Chart and figure data
>>>

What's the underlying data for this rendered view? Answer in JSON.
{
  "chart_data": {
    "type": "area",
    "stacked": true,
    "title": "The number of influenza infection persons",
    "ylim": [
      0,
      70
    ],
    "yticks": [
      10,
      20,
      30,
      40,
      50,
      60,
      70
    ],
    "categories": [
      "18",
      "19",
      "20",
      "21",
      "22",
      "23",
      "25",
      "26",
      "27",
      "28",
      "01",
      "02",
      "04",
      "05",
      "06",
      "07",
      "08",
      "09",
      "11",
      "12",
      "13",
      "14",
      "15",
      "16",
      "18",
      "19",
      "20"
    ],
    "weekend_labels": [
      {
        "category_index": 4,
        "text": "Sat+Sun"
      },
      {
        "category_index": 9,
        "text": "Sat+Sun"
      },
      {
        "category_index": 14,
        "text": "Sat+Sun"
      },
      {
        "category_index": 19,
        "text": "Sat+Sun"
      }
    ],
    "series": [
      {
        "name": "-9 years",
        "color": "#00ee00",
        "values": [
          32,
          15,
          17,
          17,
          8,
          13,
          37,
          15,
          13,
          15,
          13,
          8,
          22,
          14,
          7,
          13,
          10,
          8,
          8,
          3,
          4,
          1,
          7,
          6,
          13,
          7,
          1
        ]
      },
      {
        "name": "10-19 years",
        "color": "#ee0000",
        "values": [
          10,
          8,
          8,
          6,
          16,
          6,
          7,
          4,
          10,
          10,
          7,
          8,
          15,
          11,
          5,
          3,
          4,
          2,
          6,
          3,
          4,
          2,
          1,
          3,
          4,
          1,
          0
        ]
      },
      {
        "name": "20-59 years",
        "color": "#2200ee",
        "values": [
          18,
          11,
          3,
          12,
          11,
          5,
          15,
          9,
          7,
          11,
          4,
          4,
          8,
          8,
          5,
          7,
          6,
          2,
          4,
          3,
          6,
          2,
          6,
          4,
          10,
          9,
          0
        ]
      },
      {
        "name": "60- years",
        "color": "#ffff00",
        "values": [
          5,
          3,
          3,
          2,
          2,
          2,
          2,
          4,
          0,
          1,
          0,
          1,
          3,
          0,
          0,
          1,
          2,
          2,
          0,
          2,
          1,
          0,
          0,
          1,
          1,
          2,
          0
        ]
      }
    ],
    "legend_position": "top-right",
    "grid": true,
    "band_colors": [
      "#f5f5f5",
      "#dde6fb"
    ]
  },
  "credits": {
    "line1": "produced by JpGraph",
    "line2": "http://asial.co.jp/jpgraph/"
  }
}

<<<

All of the data needs to be printed once more, exactly.

What's the underlying data for this rendered view? Answer in JSON.
{
  "chart_data": {
    "type": "area",
    "stacked": true,
    "title": "The number of influenza infection persons",
    "ylim": [
      0,
      70
    ],
    "yticks": [
      10,
      20,
      30,
      40,
      50,
      60,
      70
    ],
    "categories": [
      "18",
      "19",
      "20",
      "21",
      "22",
      "23",
      "25",
      "26",
      "27",
      "28",
      "01",
      "02",
      "04",
      "05",
      "06",
      "07",
      "08",
      "09",
      "11",
      "12",
      "13",
      "14",
      "15",
      "16",
      "18",
      "19",
      "20"
    ],
    "weekend_labels": [
      {
        "category_index": 4,
        "text": "Sat+Sun"
      },
      {
        "category_index": 9,
        "text": "Sat+Sun"
      },
      {
        "category_index": 14,
        "text": "Sat+Sun"
      },
      {
        "category_index": 19,
        "text": "Sat+Sun"
      }
    ],
    "series": [
      {
        "name": "-9 years",
        "color": "#00ee00",
        "values": [
          32,
          15,
          17,
          17,
          8,
          13,
          37,
          15,
          13,
          15,
          13,
          8,
          22,
          14,
          7,
          13,
          10,
          8,
          8,
          3,
          4,
          1,
          7,
          6,
          13,
          7,
          1
        ]
      },
      {
        "name": "10-19 years",
        "color": "#ee0000",
        "values": [
          10,
          8,
          8,
          6,
          16,
          6,
          7,
          4,
          10,
          10,
          7,
          8,
          15,
          11,
          5,
          3,
          4,
          2,
          6,
          3,
          4,
          2,
          1,
          3,
          4,
          1,
          0
        ]
      },
      {
        "name": "20-59 years",
        "color": "#2200ee",
        "values": [
          18,
          11,
          3,
          12,
          11,
          5,
          15,
          9,
          7,
          11,
          4,
          4,
          8,
          8,
          5,
          7,
          6,
          2,
          4,
          3,
          6,
          2,
          6,
          4,
          10,
          9,
          0
        ]
      },
      {
        "name": "60- years",
        "color": "#ffff00",
        "values": [
          5,
          3,
          3,
          2,
          2,
          2,
          2,
          4,
          0,
          1,
          0,
          1,
          3,
          0,
          0,
          1,
          2,
          2,
          0,
          2,
          1,
          0,
          0,
          1,
          1,
          2,
          0
        ]
      }
    ],
    "legend_position": "top-right",
    "grid": true,
    "band_colors": [
      "#f5f5f5",
      "#dde6fb"
    ]
  },
  "credits": {
    "line1": "produced by JpGraph",
    "line2": "http://asial.co.jp/jpgraph/"
  }
}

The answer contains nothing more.